REQUIREMENT:
In your copy, repeat the records exactly and leave out the pictures.
--- RECORDS SUPPLIED ---
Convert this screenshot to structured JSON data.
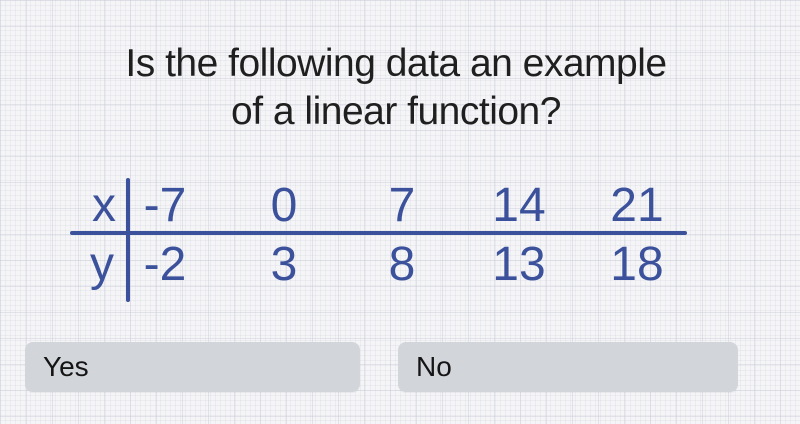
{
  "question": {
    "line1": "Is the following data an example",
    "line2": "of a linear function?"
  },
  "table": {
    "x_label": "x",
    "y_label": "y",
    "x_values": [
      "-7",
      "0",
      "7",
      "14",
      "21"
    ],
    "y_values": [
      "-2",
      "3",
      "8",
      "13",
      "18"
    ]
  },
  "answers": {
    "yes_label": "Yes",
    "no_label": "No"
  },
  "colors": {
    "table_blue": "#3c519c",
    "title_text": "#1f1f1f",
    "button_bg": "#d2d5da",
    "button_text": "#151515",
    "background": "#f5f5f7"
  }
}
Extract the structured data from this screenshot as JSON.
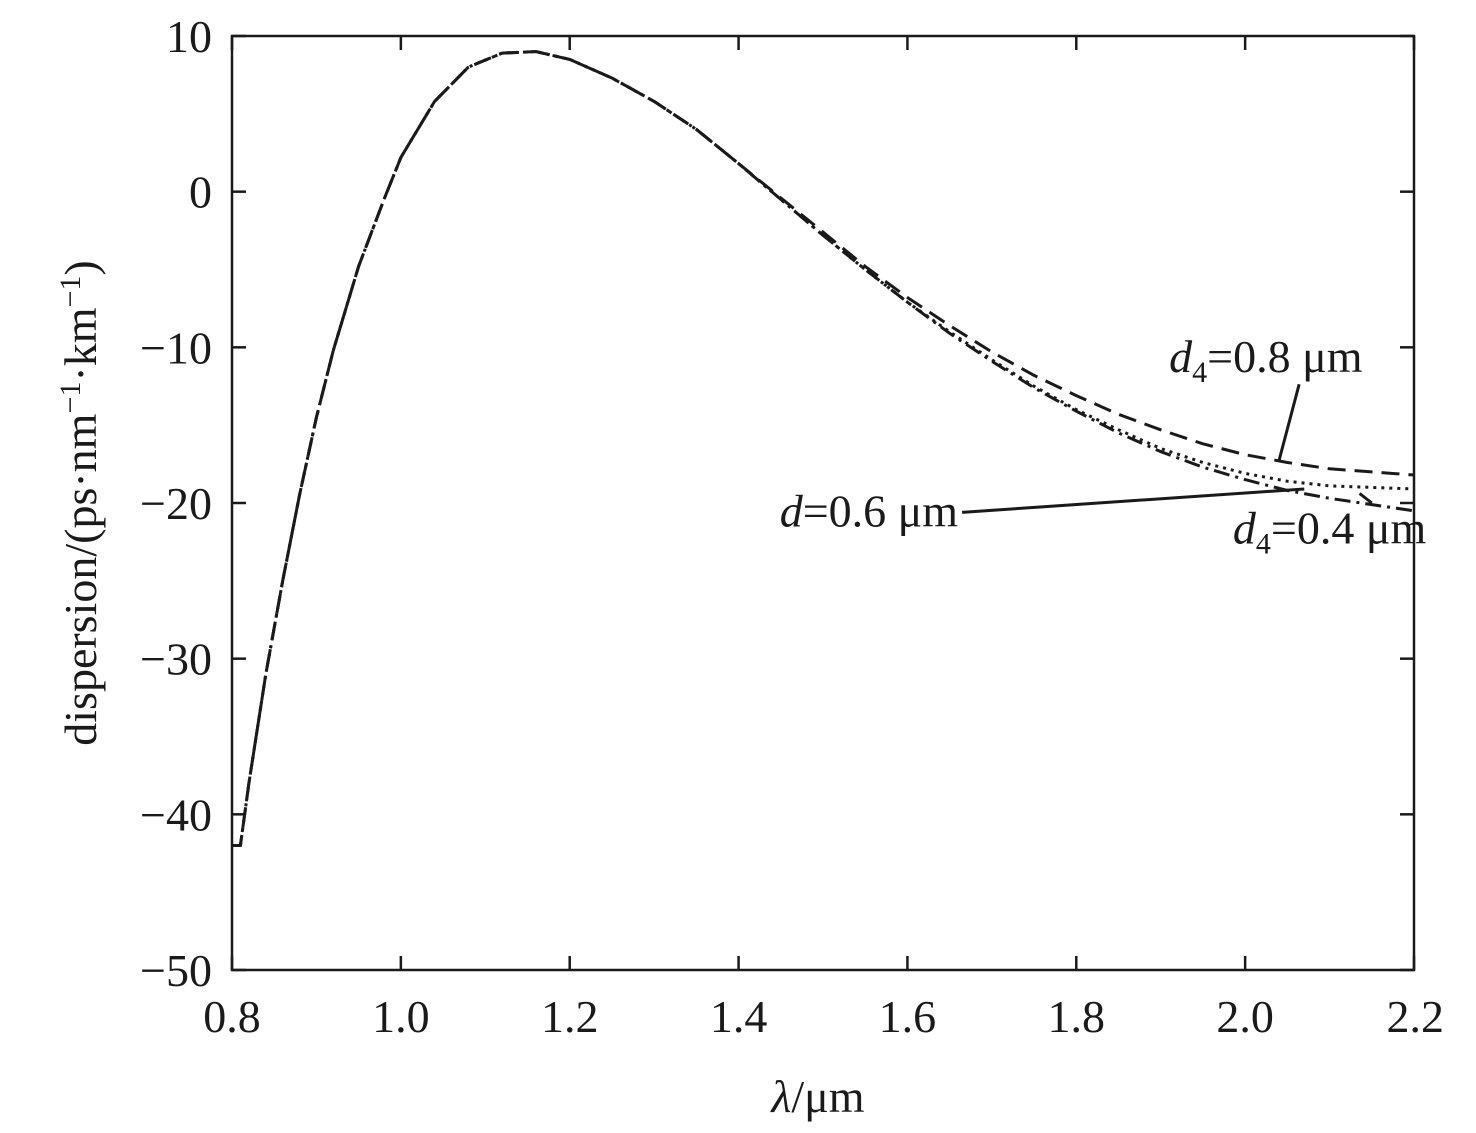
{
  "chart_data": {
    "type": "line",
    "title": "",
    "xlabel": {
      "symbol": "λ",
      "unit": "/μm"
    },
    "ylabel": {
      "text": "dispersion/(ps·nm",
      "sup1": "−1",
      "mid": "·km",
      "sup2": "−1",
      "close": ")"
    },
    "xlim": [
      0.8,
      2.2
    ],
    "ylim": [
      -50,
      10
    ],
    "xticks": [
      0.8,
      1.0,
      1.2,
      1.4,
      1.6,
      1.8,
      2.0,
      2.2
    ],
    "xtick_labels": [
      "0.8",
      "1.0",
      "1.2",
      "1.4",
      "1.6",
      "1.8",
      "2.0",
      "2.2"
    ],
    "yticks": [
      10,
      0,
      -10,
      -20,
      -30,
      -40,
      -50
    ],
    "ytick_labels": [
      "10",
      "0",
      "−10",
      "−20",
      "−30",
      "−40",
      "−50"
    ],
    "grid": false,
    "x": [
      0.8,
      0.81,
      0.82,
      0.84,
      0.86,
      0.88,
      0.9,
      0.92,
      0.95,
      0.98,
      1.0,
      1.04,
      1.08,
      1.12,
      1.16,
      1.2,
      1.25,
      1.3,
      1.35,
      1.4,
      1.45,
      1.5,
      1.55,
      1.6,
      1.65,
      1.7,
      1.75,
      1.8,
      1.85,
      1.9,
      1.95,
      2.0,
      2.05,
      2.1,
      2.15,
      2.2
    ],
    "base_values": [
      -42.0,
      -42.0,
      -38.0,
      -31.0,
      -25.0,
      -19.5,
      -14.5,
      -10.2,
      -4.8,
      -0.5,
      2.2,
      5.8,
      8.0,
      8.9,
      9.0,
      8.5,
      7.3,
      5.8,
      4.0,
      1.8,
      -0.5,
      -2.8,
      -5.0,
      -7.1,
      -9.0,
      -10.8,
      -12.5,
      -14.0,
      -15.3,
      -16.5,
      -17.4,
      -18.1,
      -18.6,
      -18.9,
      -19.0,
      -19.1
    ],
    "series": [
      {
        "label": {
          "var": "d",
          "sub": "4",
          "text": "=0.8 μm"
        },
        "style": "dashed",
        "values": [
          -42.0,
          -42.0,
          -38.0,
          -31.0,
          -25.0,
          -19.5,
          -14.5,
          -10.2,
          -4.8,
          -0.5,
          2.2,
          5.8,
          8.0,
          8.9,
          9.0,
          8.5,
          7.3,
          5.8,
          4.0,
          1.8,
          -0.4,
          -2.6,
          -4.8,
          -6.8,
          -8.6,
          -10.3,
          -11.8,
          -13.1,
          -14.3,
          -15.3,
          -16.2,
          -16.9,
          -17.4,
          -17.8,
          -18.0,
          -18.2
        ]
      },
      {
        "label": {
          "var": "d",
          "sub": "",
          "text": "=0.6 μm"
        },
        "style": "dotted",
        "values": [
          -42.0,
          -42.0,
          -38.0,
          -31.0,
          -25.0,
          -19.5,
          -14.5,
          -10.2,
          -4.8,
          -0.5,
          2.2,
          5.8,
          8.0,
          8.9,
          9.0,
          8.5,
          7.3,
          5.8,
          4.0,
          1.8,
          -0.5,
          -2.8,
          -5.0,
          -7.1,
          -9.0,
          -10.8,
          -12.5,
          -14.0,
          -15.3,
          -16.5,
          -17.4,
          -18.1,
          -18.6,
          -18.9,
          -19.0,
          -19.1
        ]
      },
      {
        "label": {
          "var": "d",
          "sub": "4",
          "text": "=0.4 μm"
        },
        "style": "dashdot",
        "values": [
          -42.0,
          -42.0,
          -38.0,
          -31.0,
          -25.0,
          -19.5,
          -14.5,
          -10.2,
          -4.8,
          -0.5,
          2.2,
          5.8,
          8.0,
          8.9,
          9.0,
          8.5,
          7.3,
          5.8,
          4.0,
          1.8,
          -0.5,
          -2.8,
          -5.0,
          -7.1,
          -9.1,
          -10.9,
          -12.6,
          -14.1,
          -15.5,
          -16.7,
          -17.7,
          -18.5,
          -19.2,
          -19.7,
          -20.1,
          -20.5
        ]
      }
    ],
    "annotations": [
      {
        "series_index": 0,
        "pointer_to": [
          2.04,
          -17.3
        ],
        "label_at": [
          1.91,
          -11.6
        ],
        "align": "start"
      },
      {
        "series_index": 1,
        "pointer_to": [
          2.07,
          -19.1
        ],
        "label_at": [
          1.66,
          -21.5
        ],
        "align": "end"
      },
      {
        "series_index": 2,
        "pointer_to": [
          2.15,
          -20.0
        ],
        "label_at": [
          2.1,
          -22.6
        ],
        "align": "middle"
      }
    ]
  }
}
---
FULL OUTPUT:
Convert this screenshot to structured JSON data.
{
  "question": {
    "line1": "Is the following data an example",
    "line2": "of a linear function?"
  },
  "table": {
    "x_label": "x",
    "y_label": "y",
    "x_values": [
      "-7",
      "0",
      "7",
      "14",
      "21"
    ],
    "y_values": [
      "-2",
      "3",
      "8",
      "13",
      "18"
    ]
  },
  "answers": {
    "yes_label": "Yes",
    "no_label": "No"
  },
  "colors": {
    "table_blue": "#3c519c",
    "title_text": "#1f1f1f",
    "button_bg": "#d2d5da",
    "button_text": "#151515",
    "background": "#f5f5f7"
  }
}
Extract the structured data from this screenshot as JSON.
{
  "chart_data": {
    "type": "line",
    "title": "",
    "xlabel": {
      "symbol": "λ",
      "unit": "/μm"
    },
    "ylabel": {
      "text": "dispersion/(ps·nm",
      "sup1": "−1",
      "mid": "·km",
      "sup2": "−1",
      "close": ")"
    },
    "xlim": [
      0.8,
      2.2
    ],
    "ylim": [
      -50,
      10
    ],
    "xticks": [
      0.8,
      1.0,
      1.2,
      1.4,
      1.6,
      1.8,
      2.0,
      2.2
    ],
    "xtick_labels": [
      "0.8",
      "1.0",
      "1.2",
      "1.4",
      "1.6",
      "1.8",
      "2.0",
      "2.2"
    ],
    "yticks": [
      10,
      0,
      -10,
      -20,
      -30,
      -40,
      -50
    ],
    "ytick_labels": [
      "10",
      "0",
      "−10",
      "−20",
      "−30",
      "−40",
      "−50"
    ],
    "grid": false,
    "x": [
      0.8,
      0.81,
      0.82,
      0.84,
      0.86,
      0.88,
      0.9,
      0.92,
      0.95,
      0.98,
      1.0,
      1.04,
      1.08,
      1.12,
      1.16,
      1.2,
      1.25,
      1.3,
      1.35,
      1.4,
      1.45,
      1.5,
      1.55,
      1.6,
      1.65,
      1.7,
      1.75,
      1.8,
      1.85,
      1.9,
      1.95,
      2.0,
      2.05,
      2.1,
      2.15,
      2.2
    ],
    "base_values": [
      -42.0,
      -42.0,
      -38.0,
      -31.0,
      -25.0,
      -19.5,
      -14.5,
      -10.2,
      -4.8,
      -0.5,
      2.2,
      5.8,
      8.0,
      8.9,
      9.0,
      8.5,
      7.3,
      5.8,
      4.0,
      1.8,
      -0.5,
      -2.8,
      -5.0,
      -7.1,
      -9.0,
      -10.8,
      -12.5,
      -14.0,
      -15.3,
      -16.5,
      -17.4,
      -18.1,
      -18.6,
      -18.9,
      -19.0,
      -19.1
    ],
    "series": [
      {
        "label": {
          "var": "d",
          "sub": "4",
          "text": "=0.8 μm"
        },
        "style": "dashed",
        "values": [
          -42.0,
          -42.0,
          -38.0,
          -31.0,
          -25.0,
          -19.5,
          -14.5,
          -10.2,
          -4.8,
          -0.5,
          2.2,
          5.8,
          8.0,
          8.9,
          9.0,
          8.5,
          7.3,
          5.8,
          4.0,
          1.8,
          -0.4,
          -2.6,
          -4.8,
          -6.8,
          -8.6,
          -10.3,
          -11.8,
          -13.1,
          -14.3,
          -15.3,
          -16.2,
          -16.9,
          -17.4,
          -17.8,
          -18.0,
          -18.2
        ]
      },
      {
        "label": {
          "var": "d",
          "sub": "",
          "text": "=0.6 μm"
        },
        "style": "dotted",
        "values": [
          -42.0,
          -42.0,
          -38.0,
          -31.0,
          -25.0,
          -19.5,
          -14.5,
          -10.2,
          -4.8,
          -0.5,
          2.2,
          5.8,
          8.0,
          8.9,
          9.0,
          8.5,
          7.3,
          5.8,
          4.0,
          1.8,
          -0.5,
          -2.8,
          -5.0,
          -7.1,
          -9.0,
          -10.8,
          -12.5,
          -14.0,
          -15.3,
          -16.5,
          -17.4,
          -18.1,
          -18.6,
          -18.9,
          -19.0,
          -19.1
        ]
      },
      {
        "label": {
          "var": "d",
          "sub": "4",
          "text": "=0.4 μm"
        },
        "style": "dashdot",
        "values": [
          -42.0,
          -42.0,
          -38.0,
          -31.0,
          -25.0,
          -19.5,
          -14.5,
          -10.2,
          -4.8,
          -0.5,
          2.2,
          5.8,
          8.0,
          8.9,
          9.0,
          8.5,
          7.3,
          5.8,
          4.0,
          1.8,
          -0.5,
          -2.8,
          -5.0,
          -7.1,
          -9.1,
          -10.9,
          -12.6,
          -14.1,
          -15.5,
          -16.7,
          -17.7,
          -18.5,
          -19.2,
          -19.7,
          -20.1,
          -20.5
        ]
      }
    ],
    "annotations": [
      {
        "series_index": 0,
        "pointer_to": [
          2.04,
          -17.3
        ],
        "label_at": [
          1.91,
          -11.6
        ],
        "align": "start"
      },
      {
        "series_index": 1,
        "pointer_to": [
          2.07,
          -19.1
        ],
        "label_at": [
          1.66,
          -21.5
        ],
        "align": "end"
      },
      {
        "series_index": 2,
        "pointer_to": [
          2.15,
          -20.0
        ],
        "label_at": [
          2.1,
          -22.6
        ],
        "align": "middle"
      }
    ]
  }
}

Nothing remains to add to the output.